> **WORK TO COMPLETE**
Everything in the listing except the pictures should be written out exactly.

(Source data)
▼

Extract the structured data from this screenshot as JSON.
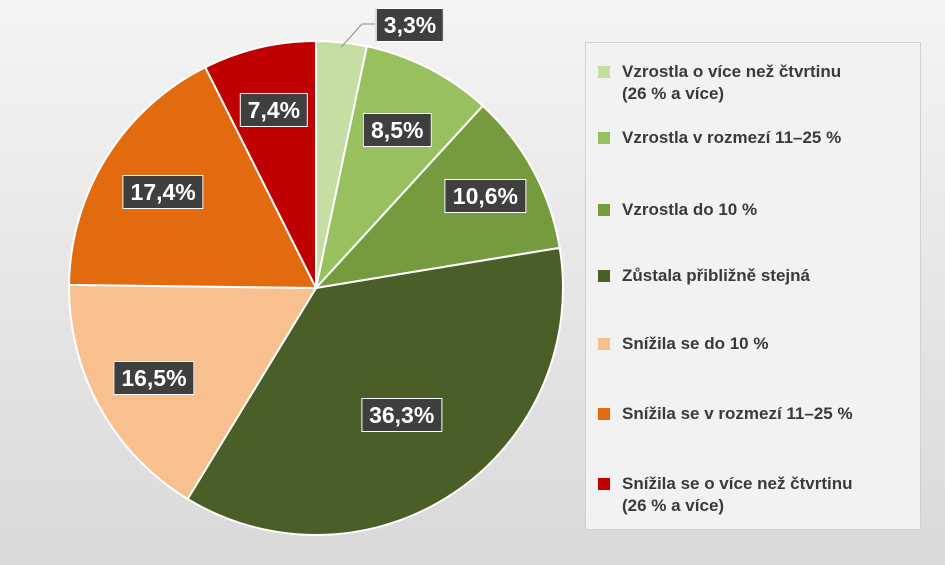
{
  "chart_data": {
    "type": "pie",
    "start": "top",
    "direction": "clockwise",
    "slices": [
      {
        "name": "Vzrostla o více než čtvrtinu\n(26 % a více)",
        "value": 3.3,
        "label": "3,3%",
        "color": "#c4dea4"
      },
      {
        "name": "Vzrostla v rozmezí 11–25 %",
        "value": 8.5,
        "label": "8,5%",
        "color": "#98c05e"
      },
      {
        "name": "Vzrostla do 10 %",
        "value": 10.6,
        "label": "10,6%",
        "color": "#759b3e"
      },
      {
        "name": "Zůstala přibližně stejná",
        "value": 36.3,
        "label": "36,3%",
        "color": "#4a5e28"
      },
      {
        "name": "Snížila se do 10 %",
        "value": 16.5,
        "label": "16,5%",
        "color": "#f8bf8f"
      },
      {
        "name": "Snížila se v rozmezí 11–25 %",
        "value": 17.4,
        "label": "17,4%",
        "color": "#e16b0e"
      },
      {
        "name": "Snížila se o více než čtvrtinu\n(26 % a více)",
        "value": 7.4,
        "label": "7,4%",
        "color": "#c00000"
      }
    ],
    "legend_position": "right"
  }
}
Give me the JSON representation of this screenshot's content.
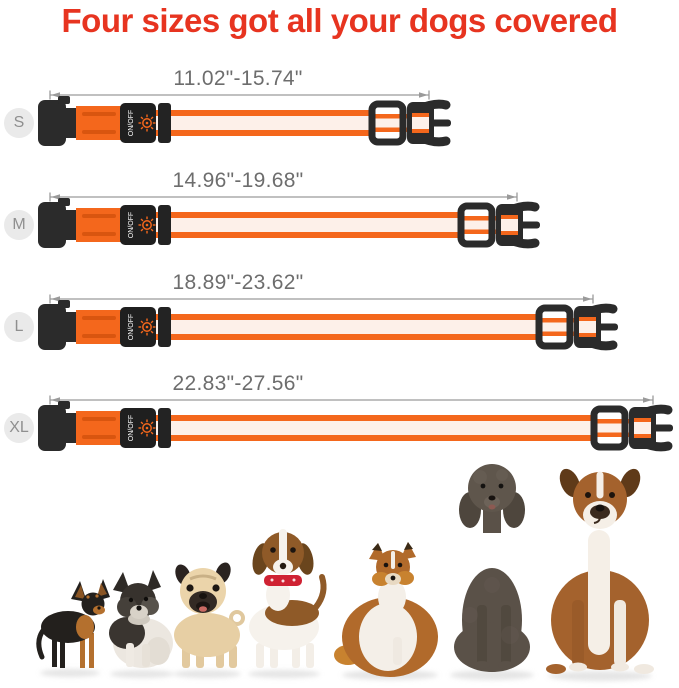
{
  "title": "Four sizes got all your dogs covered",
  "theme": {
    "title_red": "#e73420",
    "strap_orange": "#f4671c",
    "stitch_orange_dark": "#d9550f",
    "led_strip_white": "#fdf0e9",
    "hardware_black": "#2b2b2b",
    "d_ring_silver": "#dedede",
    "dimension_line_gray": "#9a9a9a",
    "measure_text_gray": "#6d6d6d",
    "badge_bg": "#eaeaea",
    "badge_text": "#8f8f8f",
    "beagle_collar_red": "#cf2233"
  },
  "sizes": [
    {
      "label": "S",
      "range": "11.02\"-15.74\""
    },
    {
      "label": "M",
      "range": "14.96\"-19.68\""
    },
    {
      "label": "L",
      "range": "18.89\"-23.62\""
    },
    {
      "label": "XL",
      "range": "22.83\"-27.56\""
    }
  ],
  "collar": {
    "switch_label": "ON/OFF",
    "switch_icon": "led-sun-icon"
  },
  "dogs": [
    {
      "name": "chihuahua"
    },
    {
      "name": "yorkshire-terrier"
    },
    {
      "name": "pug"
    },
    {
      "name": "beagle"
    },
    {
      "name": "sheltie"
    },
    {
      "name": "poodle"
    },
    {
      "name": "boxer"
    }
  ]
}
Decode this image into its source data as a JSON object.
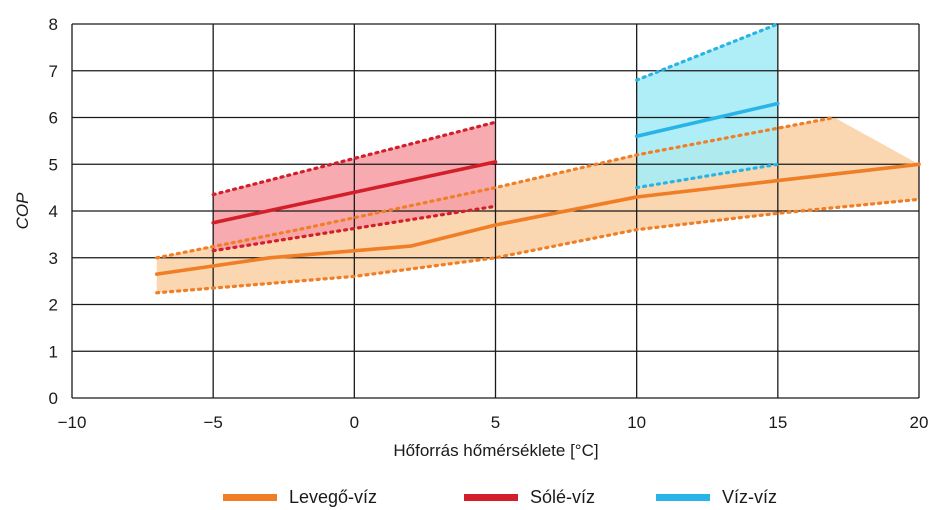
{
  "chart_data": {
    "type": "line",
    "xlabel": "Hőforrás hőmérséklete [°C]",
    "ylabel": "COP",
    "xlim": [
      -10,
      20
    ],
    "ylim": [
      0,
      8
    ],
    "xticks": [
      -10,
      -5,
      0,
      5,
      10,
      15,
      20
    ],
    "yticks": [
      0,
      1,
      2,
      3,
      4,
      5,
      6,
      7,
      8
    ],
    "xtick_labels": [
      "−10",
      "−5",
      "0",
      "5",
      "10",
      "15",
      "20"
    ],
    "ytick_labels": [
      "0",
      "1",
      "2",
      "3",
      "4",
      "5",
      "6",
      "7",
      "8"
    ],
    "grid": true,
    "legend_position": "bottom",
    "series": [
      {
        "name": "Levegő-víz",
        "color": "#f07e26",
        "band_color": "#fbd3a8",
        "line": {
          "x": [
            -7,
            -3,
            2,
            5,
            10,
            15,
            20
          ],
          "y": [
            2.65,
            3.0,
            3.25,
            3.7,
            4.3,
            4.65,
            5.0
          ]
        },
        "upper": {
          "x": [
            -7,
            -2,
            5,
            10,
            17
          ],
          "y": [
            3.0,
            3.6,
            4.5,
            5.2,
            6.0
          ]
        },
        "lower": {
          "x": [
            -7,
            0,
            5,
            10,
            15,
            20
          ],
          "y": [
            2.25,
            2.6,
            3.0,
            3.6,
            3.95,
            4.25
          ]
        },
        "band": {
          "x": [
            -7,
            5,
            10,
            17,
            20,
            20,
            15,
            10,
            5,
            0,
            -7
          ],
          "y": [
            3.0,
            4.5,
            5.2,
            6.0,
            5.0,
            4.25,
            3.95,
            3.6,
            3.0,
            2.6,
            2.25
          ]
        }
      },
      {
        "name": "Sólé-víz",
        "color": "#d21f2a",
        "band_color": "#f6a1a6",
        "line": {
          "x": [
            -5,
            5
          ],
          "y": [
            3.75,
            5.05
          ]
        },
        "upper": {
          "x": [
            -5,
            5
          ],
          "y": [
            4.35,
            5.9
          ]
        },
        "lower": {
          "x": [
            -5,
            5
          ],
          "y": [
            3.15,
            4.1
          ]
        },
        "band": {
          "x": [
            -5,
            5,
            5,
            -5
          ],
          "y": [
            4.35,
            5.9,
            4.1,
            3.15
          ]
        }
      },
      {
        "name": "Víz-víz",
        "color": "#28b4e6",
        "band_color": "#a6ecf5",
        "line": {
          "x": [
            10,
            15
          ],
          "y": [
            5.6,
            6.3
          ]
        },
        "upper": {
          "x": [
            10,
            15
          ],
          "y": [
            6.8,
            8.0
          ]
        },
        "lower": {
          "x": [
            10,
            15
          ],
          "y": [
            4.5,
            5.0
          ]
        },
        "band": {
          "x": [
            10,
            15,
            15,
            10
          ],
          "y": [
            6.8,
            8.0,
            5.0,
            4.5
          ]
        }
      }
    ]
  }
}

▲

> **FULL SOLUTION**
Extract the structured data from this screenshot as JSON.
{
  "chart_data": {
    "type": "pie",
    "start": "top",
    "direction": "clockwise",
    "slices": [
      {
        "name": "Vzrostla o více než čtvrtinu\n(26 % a více)",
        "value": 3.3,
        "label": "3,3%",
        "color": "#c4dea4"
      },
      {
        "name": "Vzrostla v rozmezí 11–25 %",
        "value": 8.5,
        "label": "8,5%",
        "color": "#98c05e"
      },
      {
        "name": "Vzrostla do 10 %",
        "value": 10.6,
        "label": "10,6%",
        "color": "#759b3e"
      },
      {
        "name": "Zůstala přibližně stejná",
        "value": 36.3,
        "label": "36,3%",
        "color": "#4a5e28"
      },
      {
        "name": "Snížila se do 10 %",
        "value": 16.5,
        "label": "16,5%",
        "color": "#f8bf8f"
      },
      {
        "name": "Snížila se v rozmezí 11–25 %",
        "value": 17.4,
        "label": "17,4%",
        "color": "#e16b0e"
      },
      {
        "name": "Snížila se o více než čtvrtinu\n(26 % a více)",
        "value": 7.4,
        "label": "7,4%",
        "color": "#c00000"
      }
    ],
    "legend_position": "right"
  }
}
Give me the JSON representation of this screenshot's content.
{
  "title": "Four sizes got all your dogs covered",
  "theme": {
    "title_red": "#e73420",
    "strap_orange": "#f4671c",
    "stitch_orange_dark": "#d9550f",
    "led_strip_white": "#fdf0e9",
    "hardware_black": "#2b2b2b",
    "d_ring_silver": "#dedede",
    "dimension_line_gray": "#9a9a9a",
    "measure_text_gray": "#6d6d6d",
    "badge_bg": "#eaeaea",
    "badge_text": "#8f8f8f",
    "beagle_collar_red": "#cf2233"
  },
  "sizes": [
    {
      "label": "S",
      "range": "11.02\"-15.74\""
    },
    {
      "label": "M",
      "range": "14.96\"-19.68\""
    },
    {
      "label": "L",
      "range": "18.89\"-23.62\""
    },
    {
      "label": "XL",
      "range": "22.83\"-27.56\""
    }
  ],
  "collar": {
    "switch_label": "ON/OFF",
    "switch_icon": "led-sun-icon"
  },
  "dogs": [
    {
      "name": "chihuahua"
    },
    {
      "name": "yorkshire-terrier"
    },
    {
      "name": "pug"
    },
    {
      "name": "beagle"
    },
    {
      "name": "sheltie"
    },
    {
      "name": "poodle"
    },
    {
      "name": "boxer"
    }
  ]
}
Decode this image into its source data as a JSON object.
{
  "chart_data": {
    "type": "line",
    "xlabel": "Hőforrás hőmérséklete [°C]",
    "ylabel": "COP",
    "xlim": [
      -10,
      20
    ],
    "ylim": [
      0,
      8
    ],
    "xticks": [
      -10,
      -5,
      0,
      5,
      10,
      15,
      20
    ],
    "yticks": [
      0,
      1,
      2,
      3,
      4,
      5,
      6,
      7,
      8
    ],
    "xtick_labels": [
      "−10",
      "−5",
      "0",
      "5",
      "10",
      "15",
      "20"
    ],
    "ytick_labels": [
      "0",
      "1",
      "2",
      "3",
      "4",
      "5",
      "6",
      "7",
      "8"
    ],
    "grid": true,
    "legend_position": "bottom",
    "series": [
      {
        "name": "Levegő-víz",
        "color": "#f07e26",
        "band_color": "#fbd3a8",
        "line": {
          "x": [
            -7,
            -3,
            2,
            5,
            10,
            15,
            20
          ],
          "y": [
            2.65,
            3.0,
            3.25,
            3.7,
            4.3,
            4.65,
            5.0
          ]
        },
        "upper": {
          "x": [
            -7,
            -2,
            5,
            10,
            17
          ],
          "y": [
            3.0,
            3.6,
            4.5,
            5.2,
            6.0
          ]
        },
        "lower": {
          "x": [
            -7,
            0,
            5,
            10,
            15,
            20
          ],
          "y": [
            2.25,
            2.6,
            3.0,
            3.6,
            3.95,
            4.25
          ]
        },
        "band": {
          "x": [
            -7,
            5,
            10,
            17,
            20,
            20,
            15,
            10,
            5,
            0,
            -7
          ],
          "y": [
            3.0,
            4.5,
            5.2,
            6.0,
            5.0,
            4.25,
            3.95,
            3.6,
            3.0,
            2.6,
            2.25
          ]
        }
      },
      {
        "name": "Sólé-víz",
        "color": "#d21f2a",
        "band_color": "#f6a1a6",
        "line": {
          "x": [
            -5,
            5
          ],
          "y": [
            3.75,
            5.05
          ]
        },
        "upper": {
          "x": [
            -5,
            5
          ],
          "y": [
            4.35,
            5.9
          ]
        },
        "lower": {
          "x": [
            -5,
            5
          ],
          "y": [
            3.15,
            4.1
          ]
        },
        "band": {
          "x": [
            -5,
            5,
            5,
            -5
          ],
          "y": [
            4.35,
            5.9,
            4.1,
            3.15
          ]
        }
      },
      {
        "name": "Víz-víz",
        "color": "#28b4e6",
        "band_color": "#a6ecf5",
        "line": {
          "x": [
            10,
            15
          ],
          "y": [
            5.6,
            6.3
          ]
        },
        "upper": {
          "x": [
            10,
            15
          ],
          "y": [
            6.8,
            8.0
          ]
        },
        "lower": {
          "x": [
            10,
            15
          ],
          "y": [
            4.5,
            5.0
          ]
        },
        "band": {
          "x": [
            10,
            15,
            15,
            10
          ],
          "y": [
            6.8,
            8.0,
            5.0,
            4.5
          ]
        }
      }
    ]
  }
}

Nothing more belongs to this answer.